(Data items)
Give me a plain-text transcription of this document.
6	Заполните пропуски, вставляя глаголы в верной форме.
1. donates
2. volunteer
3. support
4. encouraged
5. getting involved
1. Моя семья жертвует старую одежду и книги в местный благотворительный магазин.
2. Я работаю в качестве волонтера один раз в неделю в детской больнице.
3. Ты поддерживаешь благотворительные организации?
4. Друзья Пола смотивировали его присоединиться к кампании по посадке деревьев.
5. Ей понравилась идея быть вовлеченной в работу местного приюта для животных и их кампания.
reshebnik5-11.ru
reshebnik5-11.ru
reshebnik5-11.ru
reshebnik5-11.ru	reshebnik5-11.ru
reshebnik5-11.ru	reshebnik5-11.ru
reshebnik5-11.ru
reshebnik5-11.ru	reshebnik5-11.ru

> **Given instruction**:
Every entry needs to be retyped exactly.

> **The answer**:
Give me a plain-text transcription of this document.
6	Заполните пропуски, вставляя глаголы в верной форме.
1. donates
2. volunteer
3. support
4. encouraged
5. getting involved
1. Моя семья жертвует старую одежду и книги в местный благотворительный магазин.
2. Я работаю в качестве волонтера один раз в неделю в детской больнице.
3. Ты поддерживаешь благотворительные организации?
4. Друзья Пола смотивировали его присоединиться к кампании по посадке деревьев.
5. Ей понравилась идея быть вовлеченной в работу местного приюта для животных и их кампания.
reshebnik5-11.ru
reshebnik5-11.ru
reshebnik5-11.ru
reshebnik5-11.ru	reshebnik5-11.ru
reshebnik5-11.ru	reshebnik5-11.ru
reshebnik5-11.ru
reshebnik5-11.ru	reshebnik5-11.ru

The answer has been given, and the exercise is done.